Barenaked Recess is the Barenaked Ladies' third indie tape. Unlike the others, however, this tape was never released for unknown reasons. Allegedly less than six copies were made. A rumour among fans alleges that Ed Robertson kept the tapes under his bed, although it was never proven nor debunked. A copy of the tape was leaked to the internet in March 2010 by an unknown source. The torrent containing the tape contains "Blame it on Me", which is identical to the recording from Barenaked Lunch (a.k.a. The Pink Tape). This, along with owners of the original tape claiming it is not on their copy, reveals that "Blame it on Me" was probably added in on a second generation copy. The tape includes the debut of songs such as "Brian Wilson", "The Flag", and "Crazy" which were later featured on Gordon, along with unreleased songs such as "Skinhead", and covers of "Material Girl" and "When Doves Cry". The artwork of this tape has never been revealed.

| No. | Title | Lead vocals | Length |
|---|---|---|---|
| 1. | "Brian Wilson" (Steven Page) | Steven Page | 5:00 |
| 2. | "Hello City" | Steven Page | 2:58 |
| 3. | "Skinhead" | Steven Page | 3:23 |
| 4. | "The Flag" | Steven Page | 3:27 |
| 5. | "Lilac Girl" | Steven Page | 3:16 |
| 6. | "When Doves Cry" (Prince) | Steven Page, Ed Robertson | 2:26 |
| 7. | "Material Girl" (Peter Brown, Robert Rans) | Steven Page, Ed Robertson | 3:03 |
| 8. | "Crazy" (Ed Robertson, Tim Wilson) | Ed Robertson | 2:36 |
| 9. | "Blame It On Me" | Steven Page | 3:31 |

==Barenaked Ladies (The Yellow Tape)==

The Yellow Tape is the Barenaked Ladies' fourth indie tape release. It was recorded in 1991 at Wellesley Sound in Toronto (except for "Be My Yoko Ono", which had been recorded earlier at Number 9 Studios). It was the band's first release to feature drummer Tyler Stewart. The tape, as with Barenaked Lunch, was released on Page's father's label Page Publications.

Jobs
[1] According to the passage on the Barenaked Ladies' indie tapes, in what month and year was a copy of Barenaked Recess leaked to the internet?
[2] Translate this sentence from the passage on the Barenaked Ladies' indie tapes into Spanish: "It was the band's first release to feature drummer Tyler Stewart."
[3] Reproduce the part of the passage on the Barenaked Ladies' indie tapes starting with "The Yellow Tape is" and going on through "label Page Publications.".

Dataset entries
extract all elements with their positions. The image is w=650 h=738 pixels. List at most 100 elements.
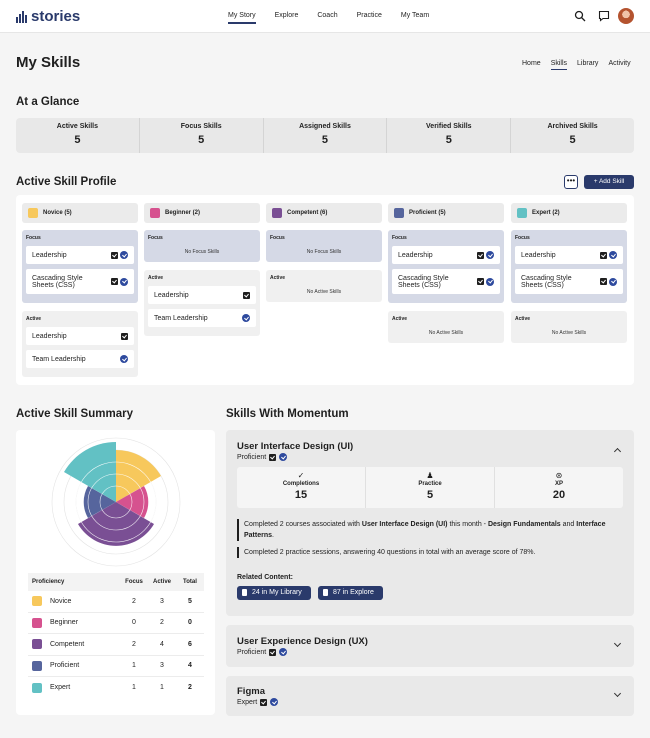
beginner-swatch bbox=[150, 208, 160, 218]
glance-focus-skills: Focus Skills 5 bbox=[140, 118, 264, 153]
subnav-skills[interactable]: Skills bbox=[550, 60, 568, 70]
row-focus: 0 bbox=[132, 619, 136, 627]
activity-text: this month - bbox=[447, 521, 488, 528]
stat-value: 5 bbox=[426, 489, 434, 501]
skill-card[interactable]: Leadership bbox=[148, 286, 256, 304]
empty-message: No Active Skills bbox=[306, 289, 342, 295]
glance-panel: Active Skills 5 Focus Skills 5 Assigned … bbox=[16, 118, 634, 153]
skill-name: Leadership bbox=[32, 332, 67, 340]
column-header[interactable]: Novice (5) bbox=[22, 203, 138, 223]
segment-expert bbox=[64, 442, 116, 502]
skill-card[interactable]: Leadership bbox=[26, 246, 134, 264]
nav-explore[interactable]: Explore bbox=[274, 12, 299, 19]
chevron-down-icon[interactable] bbox=[613, 639, 622, 648]
skill-card[interactable]: Leadership bbox=[392, 246, 500, 264]
activity-practice: Completed 2 practice sessions, answering… bbox=[237, 547, 617, 558]
momentum-skill-level: Proficient bbox=[237, 453, 288, 461]
skill-card[interactable]: Cascading Style Sheets (CSS) bbox=[392, 269, 500, 294]
glance-title: At a Glance bbox=[16, 96, 80, 108]
column-header[interactable]: Proficient (5) bbox=[388, 203, 504, 223]
skill-card[interactable]: Cascading Style Sheets (CSS) bbox=[26, 269, 134, 294]
column-header[interactable]: Beginner (2) bbox=[144, 203, 260, 223]
row-active: 3 bbox=[160, 597, 164, 605]
chevron-up-icon[interactable] bbox=[613, 447, 622, 456]
chevron-down-icon[interactable] bbox=[613, 689, 622, 698]
avatar[interactable] bbox=[618, 8, 634, 24]
row-focus: 2 bbox=[132, 597, 136, 605]
row-active: 3 bbox=[160, 662, 164, 670]
table-row: Competent 2 4 6 bbox=[28, 634, 204, 656]
row-focus: 2 bbox=[132, 640, 136, 648]
level-label: Expert bbox=[237, 698, 258, 706]
stat-practice: ♟ Practice 5 bbox=[366, 467, 495, 508]
active-label: Active bbox=[392, 316, 408, 322]
nav-my-team[interactable]: My Team bbox=[400, 12, 430, 19]
nav-my-story[interactable]: My Story bbox=[228, 12, 256, 24]
focus-box: Focus Leadership Cascading Style Sheets … bbox=[22, 230, 138, 303]
nav-practice[interactable]: Practice bbox=[356, 12, 382, 19]
search-icon[interactable] bbox=[574, 10, 586, 22]
row-total: 4 bbox=[188, 662, 192, 670]
skill-name: Team Leadership bbox=[32, 355, 86, 363]
verified-icon bbox=[279, 453, 288, 461]
skill-summary-panel: Proficiency Focus Active Total Novice 2 … bbox=[16, 430, 215, 715]
glance-value: 5 bbox=[569, 134, 576, 146]
stat-value: 20 bbox=[552, 489, 566, 501]
active-box: Active No Active Skills bbox=[511, 311, 627, 343]
activity-text: Completed 2 courses associated with bbox=[244, 521, 362, 528]
skill-name: Cascading Style Sheets (CSS) bbox=[32, 274, 83, 289]
checkbox-icon bbox=[600, 251, 607, 259]
focus-box: Focus Leadership Cascading Style Sheets … bbox=[388, 230, 504, 303]
subnav-activity[interactable]: Activity bbox=[608, 60, 631, 67]
message-icon[interactable] bbox=[598, 10, 610, 22]
summary-table: Proficiency Focus Active Total Novice 2 … bbox=[28, 573, 204, 699]
nav-coach[interactable]: Coach bbox=[317, 12, 338, 19]
subnav-library[interactable]: Library bbox=[577, 60, 599, 67]
checkbox-icon bbox=[477, 278, 484, 285]
glance-label: Assigned Skills bbox=[299, 123, 351, 130]
row-total: 2 bbox=[188, 684, 192, 692]
skill-card[interactable]: Leadership bbox=[26, 327, 134, 345]
logo[interactable]: stories bbox=[16, 8, 80, 25]
verified-icon bbox=[609, 251, 617, 259]
active-box: Active Leadership Team Leadership bbox=[22, 311, 138, 377]
table-row: Novice 2 3 5 bbox=[28, 591, 204, 613]
skill-name: Cascading Style Sheets (CSS) bbox=[521, 274, 572, 289]
skill-card[interactable]: Cascading Style Sheets (CSS) bbox=[515, 269, 623, 294]
momentum-skill-title[interactable]: User Interface Design (UI) bbox=[237, 441, 354, 452]
column-header[interactable]: Expert (2) bbox=[511, 203, 627, 223]
momentum-card-collapsed[interactable]: User Experience Design (UX) Proficient bbox=[226, 625, 634, 667]
activity-text: and bbox=[560, 521, 577, 528]
momentum-card-collapsed[interactable]: Figma Expert bbox=[226, 676, 634, 716]
stat-completions: ✓ Completions 15 bbox=[237, 467, 366, 508]
skill-name: Leadership bbox=[154, 291, 189, 299]
skill-card[interactable]: Team Leadership bbox=[26, 350, 134, 368]
row-active: 4 bbox=[160, 640, 164, 648]
column-header-label: Competent (6) bbox=[287, 210, 328, 216]
momentum-skill-title: Figma bbox=[237, 686, 265, 697]
active-box: Active No Active Skills bbox=[266, 270, 382, 302]
skill-card[interactable]: Team Leadership bbox=[148, 309, 256, 327]
explore-link-button[interactable]: 87 in Explore bbox=[318, 586, 383, 600]
glance-assigned-skills: Assigned Skills 5 bbox=[264, 118, 388, 153]
focus-label: Focus bbox=[392, 235, 407, 241]
row-total: 6 bbox=[188, 640, 192, 648]
activity-course: Interface Patterns bbox=[244, 521, 606, 539]
active-box: Active Leadership Team Leadership bbox=[144, 270, 260, 336]
library-link-button[interactable]: 24 in My Library bbox=[237, 586, 311, 600]
top-navigation: stories My Story Explore Coach Practice … bbox=[0, 0, 650, 33]
stat-xp: ⊛ XP 20 bbox=[495, 467, 623, 508]
active-label: Active bbox=[270, 275, 286, 281]
more-options-button[interactable]: ••• bbox=[564, 175, 578, 189]
verified-icon bbox=[120, 251, 128, 259]
activity-skill: User Interface Design (UI) bbox=[361, 521, 448, 528]
column-header[interactable]: Competent (6) bbox=[266, 203, 382, 223]
novice-swatch bbox=[28, 208, 38, 218]
profile-column-expert: Expert (2) Focus Leadership Cascading St… bbox=[511, 203, 627, 343]
add-skill-button[interactable]: + Add Skill bbox=[584, 175, 634, 189]
subnav-home[interactable]: Home bbox=[522, 60, 541, 67]
empty-message: No Focus Skills bbox=[184, 249, 220, 255]
empty-message: No Active Skills bbox=[428, 330, 464, 336]
xp-badge-icon: ⊛ bbox=[555, 471, 563, 480]
skill-card[interactable]: Leadership bbox=[515, 246, 623, 264]
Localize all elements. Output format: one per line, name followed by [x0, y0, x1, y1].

Solution list
[1] March 2010

[2] Fue el primer lanzamiento de la banda en contar con el baterista Tyler Stewart.

[3]
The Yellow Tape is the Barenaked Ladies' fourth indie tape release. It was recorded in 1991 at Wellesley Sound in Toronto (except for "Be My Yoko Ono", which had been recorded earlier at Number 9 Studios). It was the band's first release to feature drummer Tyler Stewart. The tape, as with Barenaked Lunch, was released on Page's father's label Page Publications.